Problem description
Show all lines from the data that include the word "Mean".

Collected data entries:
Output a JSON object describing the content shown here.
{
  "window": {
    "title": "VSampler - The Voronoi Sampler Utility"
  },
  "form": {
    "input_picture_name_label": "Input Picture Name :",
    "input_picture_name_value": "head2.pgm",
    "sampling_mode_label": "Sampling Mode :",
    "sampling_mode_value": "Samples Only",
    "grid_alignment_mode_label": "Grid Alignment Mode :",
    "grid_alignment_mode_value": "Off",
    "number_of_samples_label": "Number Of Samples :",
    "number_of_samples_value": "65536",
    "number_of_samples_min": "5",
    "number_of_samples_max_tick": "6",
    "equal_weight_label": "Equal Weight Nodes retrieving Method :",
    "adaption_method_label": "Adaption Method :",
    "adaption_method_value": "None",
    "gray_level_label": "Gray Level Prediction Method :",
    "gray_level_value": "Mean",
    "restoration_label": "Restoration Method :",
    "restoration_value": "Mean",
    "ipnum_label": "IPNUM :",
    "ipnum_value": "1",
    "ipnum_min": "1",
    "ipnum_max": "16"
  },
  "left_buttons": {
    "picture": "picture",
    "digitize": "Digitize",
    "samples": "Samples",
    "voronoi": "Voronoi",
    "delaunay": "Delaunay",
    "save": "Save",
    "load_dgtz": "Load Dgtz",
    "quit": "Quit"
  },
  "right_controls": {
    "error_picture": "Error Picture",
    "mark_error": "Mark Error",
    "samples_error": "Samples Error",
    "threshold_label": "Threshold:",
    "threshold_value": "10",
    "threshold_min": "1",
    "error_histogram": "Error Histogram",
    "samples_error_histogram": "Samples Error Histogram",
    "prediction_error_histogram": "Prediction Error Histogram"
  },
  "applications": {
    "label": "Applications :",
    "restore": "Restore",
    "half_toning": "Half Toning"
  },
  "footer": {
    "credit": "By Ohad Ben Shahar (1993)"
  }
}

Written answer
    "gray_level_value": "Mean",
    "restoration_value": "Mean",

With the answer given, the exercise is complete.